▶ Element location listings:
-- Begin --

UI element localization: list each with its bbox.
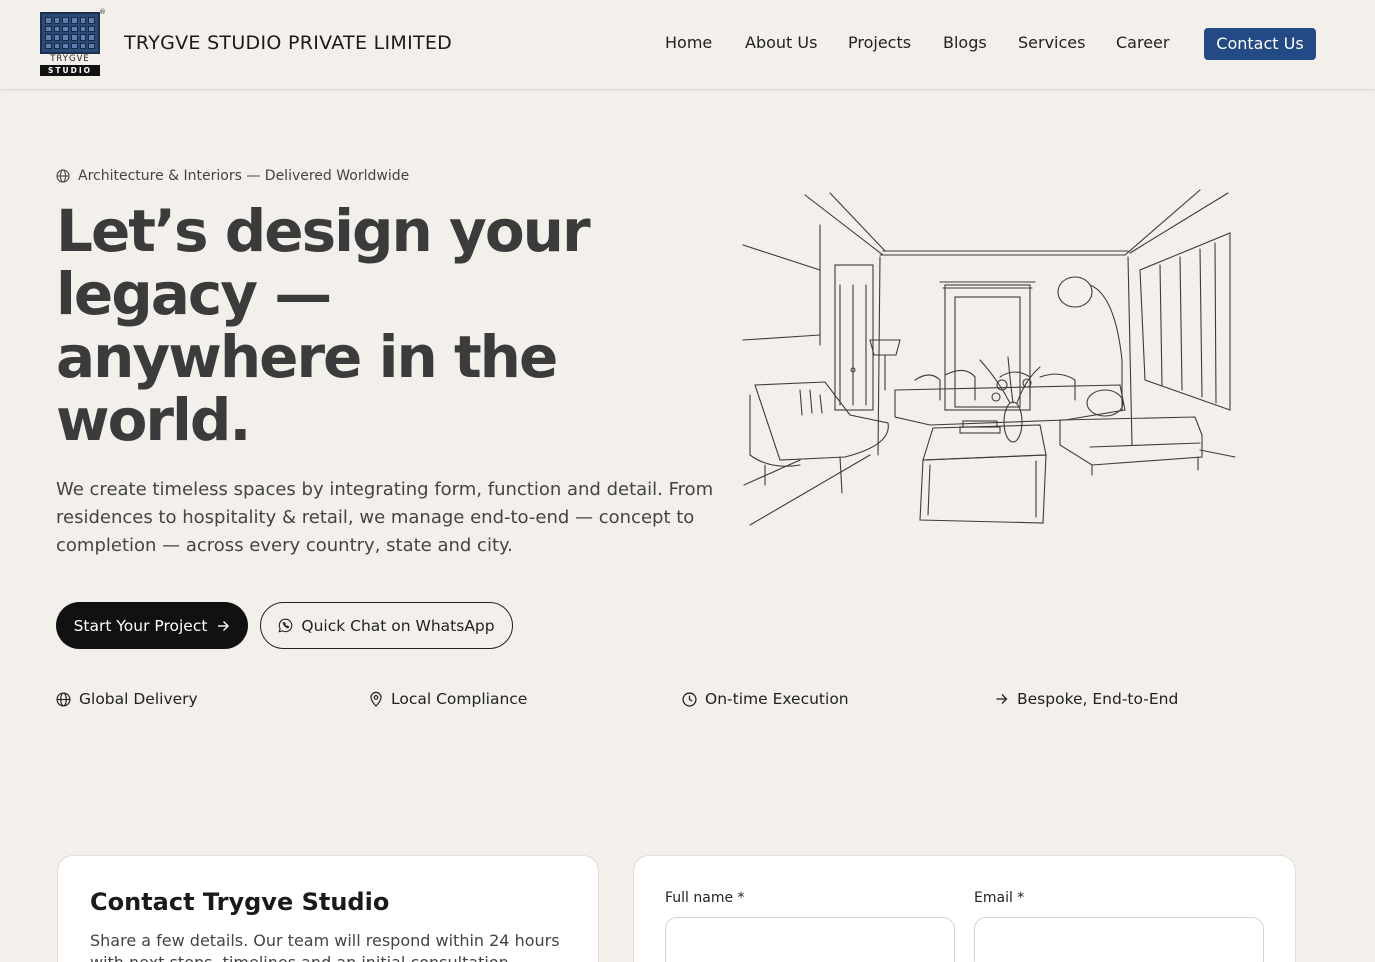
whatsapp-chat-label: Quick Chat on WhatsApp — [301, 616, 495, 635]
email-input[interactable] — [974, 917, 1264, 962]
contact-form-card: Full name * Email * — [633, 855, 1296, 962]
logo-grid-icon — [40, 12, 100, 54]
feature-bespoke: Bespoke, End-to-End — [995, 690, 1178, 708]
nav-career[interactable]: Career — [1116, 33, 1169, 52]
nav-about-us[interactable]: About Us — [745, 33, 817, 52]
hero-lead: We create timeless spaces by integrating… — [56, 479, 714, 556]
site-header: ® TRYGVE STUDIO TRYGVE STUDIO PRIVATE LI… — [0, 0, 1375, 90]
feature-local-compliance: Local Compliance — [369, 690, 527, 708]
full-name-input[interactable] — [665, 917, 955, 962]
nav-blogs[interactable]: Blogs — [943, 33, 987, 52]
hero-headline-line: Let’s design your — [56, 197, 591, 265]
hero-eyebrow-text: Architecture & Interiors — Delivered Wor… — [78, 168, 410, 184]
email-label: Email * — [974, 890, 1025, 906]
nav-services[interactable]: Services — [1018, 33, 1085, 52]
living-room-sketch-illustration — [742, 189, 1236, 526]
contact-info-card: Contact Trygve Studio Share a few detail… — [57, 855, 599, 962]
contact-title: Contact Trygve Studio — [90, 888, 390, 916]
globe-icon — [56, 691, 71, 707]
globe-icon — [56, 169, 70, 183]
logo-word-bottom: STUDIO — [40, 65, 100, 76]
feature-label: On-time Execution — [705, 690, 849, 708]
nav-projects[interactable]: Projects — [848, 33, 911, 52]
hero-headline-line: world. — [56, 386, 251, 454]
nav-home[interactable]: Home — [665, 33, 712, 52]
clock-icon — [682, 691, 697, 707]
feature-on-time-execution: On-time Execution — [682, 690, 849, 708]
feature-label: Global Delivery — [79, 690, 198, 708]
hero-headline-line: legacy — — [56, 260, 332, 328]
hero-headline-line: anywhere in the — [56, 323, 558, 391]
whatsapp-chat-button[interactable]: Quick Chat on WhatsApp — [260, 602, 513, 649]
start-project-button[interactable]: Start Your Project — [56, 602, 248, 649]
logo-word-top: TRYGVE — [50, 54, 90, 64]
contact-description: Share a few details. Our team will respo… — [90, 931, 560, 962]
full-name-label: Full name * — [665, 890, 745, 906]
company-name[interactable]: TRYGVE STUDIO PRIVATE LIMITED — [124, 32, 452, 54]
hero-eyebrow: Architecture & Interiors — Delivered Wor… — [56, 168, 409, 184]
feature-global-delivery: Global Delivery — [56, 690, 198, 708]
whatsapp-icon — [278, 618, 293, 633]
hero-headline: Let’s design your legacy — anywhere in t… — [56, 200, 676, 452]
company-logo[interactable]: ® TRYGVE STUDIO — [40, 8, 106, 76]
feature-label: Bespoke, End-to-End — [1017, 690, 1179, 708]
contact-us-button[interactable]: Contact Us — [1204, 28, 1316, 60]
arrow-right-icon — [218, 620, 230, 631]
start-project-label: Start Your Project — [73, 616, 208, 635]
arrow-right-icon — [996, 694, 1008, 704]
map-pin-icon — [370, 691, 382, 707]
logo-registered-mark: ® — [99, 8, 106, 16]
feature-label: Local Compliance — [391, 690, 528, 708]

-- End --
-- Begin --

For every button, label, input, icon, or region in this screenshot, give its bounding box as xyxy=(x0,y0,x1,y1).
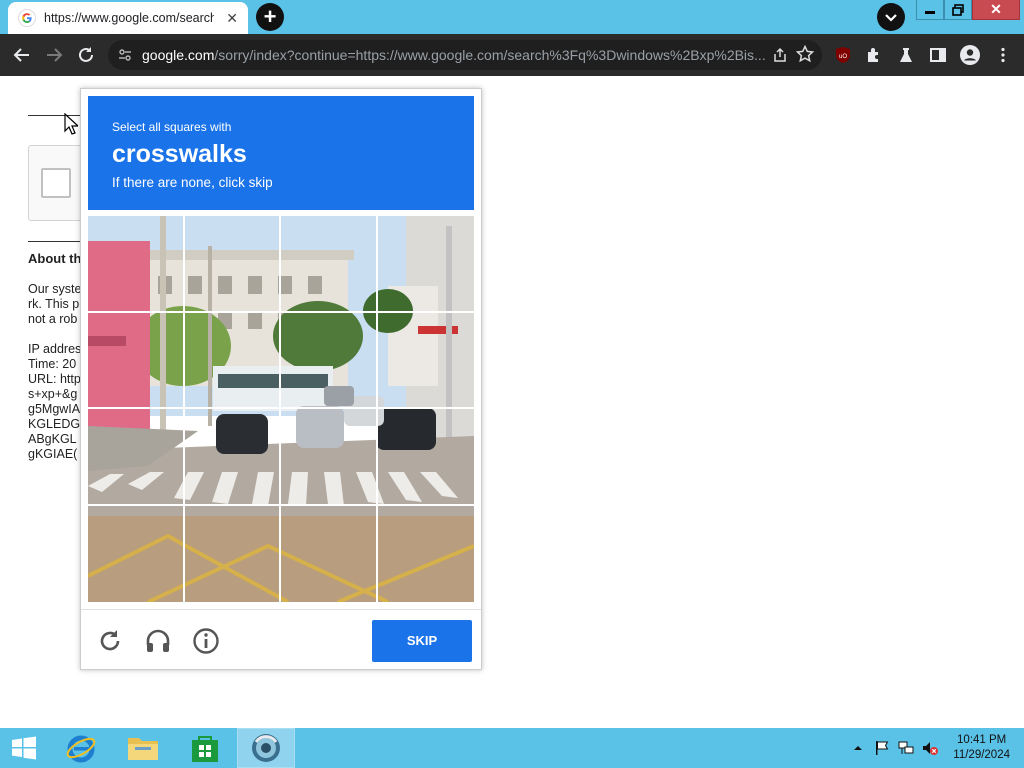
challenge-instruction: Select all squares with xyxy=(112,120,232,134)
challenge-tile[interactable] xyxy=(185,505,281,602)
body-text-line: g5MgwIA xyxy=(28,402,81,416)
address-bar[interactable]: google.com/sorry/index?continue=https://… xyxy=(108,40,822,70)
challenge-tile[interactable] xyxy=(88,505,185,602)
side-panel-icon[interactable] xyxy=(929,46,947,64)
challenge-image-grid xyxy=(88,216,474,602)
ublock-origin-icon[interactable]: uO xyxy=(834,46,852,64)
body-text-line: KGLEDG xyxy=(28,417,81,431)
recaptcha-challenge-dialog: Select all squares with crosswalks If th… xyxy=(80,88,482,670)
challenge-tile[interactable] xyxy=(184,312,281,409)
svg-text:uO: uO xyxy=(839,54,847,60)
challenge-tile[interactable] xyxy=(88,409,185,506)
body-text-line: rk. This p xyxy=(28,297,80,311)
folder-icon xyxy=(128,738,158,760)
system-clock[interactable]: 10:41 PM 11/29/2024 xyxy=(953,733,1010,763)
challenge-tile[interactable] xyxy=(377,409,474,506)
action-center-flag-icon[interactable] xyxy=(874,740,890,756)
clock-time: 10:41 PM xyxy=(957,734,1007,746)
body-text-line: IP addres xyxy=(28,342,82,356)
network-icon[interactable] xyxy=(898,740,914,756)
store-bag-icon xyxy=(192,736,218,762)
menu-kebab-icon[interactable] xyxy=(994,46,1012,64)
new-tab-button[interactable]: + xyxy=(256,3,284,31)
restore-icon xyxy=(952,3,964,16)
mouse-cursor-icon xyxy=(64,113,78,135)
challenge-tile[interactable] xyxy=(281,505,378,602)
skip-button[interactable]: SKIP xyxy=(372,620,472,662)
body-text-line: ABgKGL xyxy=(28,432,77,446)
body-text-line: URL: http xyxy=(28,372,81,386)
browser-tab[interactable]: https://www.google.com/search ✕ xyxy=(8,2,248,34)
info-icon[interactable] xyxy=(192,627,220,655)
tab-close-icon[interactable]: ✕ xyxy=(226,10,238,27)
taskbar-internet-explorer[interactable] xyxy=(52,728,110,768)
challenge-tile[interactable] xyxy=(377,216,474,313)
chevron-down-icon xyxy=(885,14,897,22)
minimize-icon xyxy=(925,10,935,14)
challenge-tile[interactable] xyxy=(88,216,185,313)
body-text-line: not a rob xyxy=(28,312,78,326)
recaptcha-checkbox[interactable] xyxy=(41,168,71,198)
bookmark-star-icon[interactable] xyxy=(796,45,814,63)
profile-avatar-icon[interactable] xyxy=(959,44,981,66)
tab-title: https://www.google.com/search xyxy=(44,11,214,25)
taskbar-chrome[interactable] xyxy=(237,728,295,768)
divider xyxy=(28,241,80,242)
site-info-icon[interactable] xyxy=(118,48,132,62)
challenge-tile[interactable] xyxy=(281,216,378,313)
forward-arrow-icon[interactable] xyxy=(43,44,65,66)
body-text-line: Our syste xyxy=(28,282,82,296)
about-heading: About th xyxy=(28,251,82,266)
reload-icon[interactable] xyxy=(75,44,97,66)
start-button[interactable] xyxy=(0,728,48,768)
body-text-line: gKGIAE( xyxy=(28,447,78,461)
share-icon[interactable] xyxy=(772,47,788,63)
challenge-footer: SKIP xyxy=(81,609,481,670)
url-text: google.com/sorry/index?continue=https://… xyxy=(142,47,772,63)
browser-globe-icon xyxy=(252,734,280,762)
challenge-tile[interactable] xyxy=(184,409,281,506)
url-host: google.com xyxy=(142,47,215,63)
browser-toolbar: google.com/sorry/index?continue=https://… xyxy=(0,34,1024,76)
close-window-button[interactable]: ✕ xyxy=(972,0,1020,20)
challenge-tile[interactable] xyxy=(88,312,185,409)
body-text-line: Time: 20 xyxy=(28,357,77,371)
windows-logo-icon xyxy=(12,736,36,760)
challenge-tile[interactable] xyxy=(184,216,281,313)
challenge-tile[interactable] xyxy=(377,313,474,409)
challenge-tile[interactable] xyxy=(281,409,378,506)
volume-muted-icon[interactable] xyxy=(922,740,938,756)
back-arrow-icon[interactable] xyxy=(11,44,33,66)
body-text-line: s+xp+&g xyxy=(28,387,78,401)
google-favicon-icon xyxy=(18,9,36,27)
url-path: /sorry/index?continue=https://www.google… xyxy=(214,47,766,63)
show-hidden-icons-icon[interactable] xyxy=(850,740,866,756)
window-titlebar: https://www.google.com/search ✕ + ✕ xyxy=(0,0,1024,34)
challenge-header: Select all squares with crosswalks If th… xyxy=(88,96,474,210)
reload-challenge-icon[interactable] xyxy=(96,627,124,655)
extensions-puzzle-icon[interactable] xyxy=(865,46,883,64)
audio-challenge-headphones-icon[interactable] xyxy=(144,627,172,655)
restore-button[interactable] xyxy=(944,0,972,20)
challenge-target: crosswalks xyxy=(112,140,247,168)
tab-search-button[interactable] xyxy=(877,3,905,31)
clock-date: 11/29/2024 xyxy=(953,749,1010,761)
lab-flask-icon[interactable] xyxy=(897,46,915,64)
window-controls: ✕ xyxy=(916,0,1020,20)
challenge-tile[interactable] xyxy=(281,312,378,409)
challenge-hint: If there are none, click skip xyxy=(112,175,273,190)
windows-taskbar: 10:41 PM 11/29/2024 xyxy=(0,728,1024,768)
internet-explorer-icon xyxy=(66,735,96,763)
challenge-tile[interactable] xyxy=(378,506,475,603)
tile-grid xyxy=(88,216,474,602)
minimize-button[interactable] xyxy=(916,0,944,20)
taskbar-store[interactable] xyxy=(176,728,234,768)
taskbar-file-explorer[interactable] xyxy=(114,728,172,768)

-- End --

▶ TASK TO COMPLETE: Retype the part of the listing that opens with the line containing "challenge-instruction: Select all" and closes with the line containing "challenge-tile[interactable] xyxy=(88,505,185,602)", including both of those lines.

▶ PROBLEM SOLUTION:
challenge-instruction: Select all squares with xyxy=(112,120,232,134)
challenge-tile[interactable] xyxy=(185,505,281,602)
body-text-line: g5MgwIA xyxy=(28,402,81,416)
address-bar[interactable]: google.com/sorry/index?continue=https://… xyxy=(108,40,822,70)
challenge-tile[interactable] xyxy=(88,505,185,602)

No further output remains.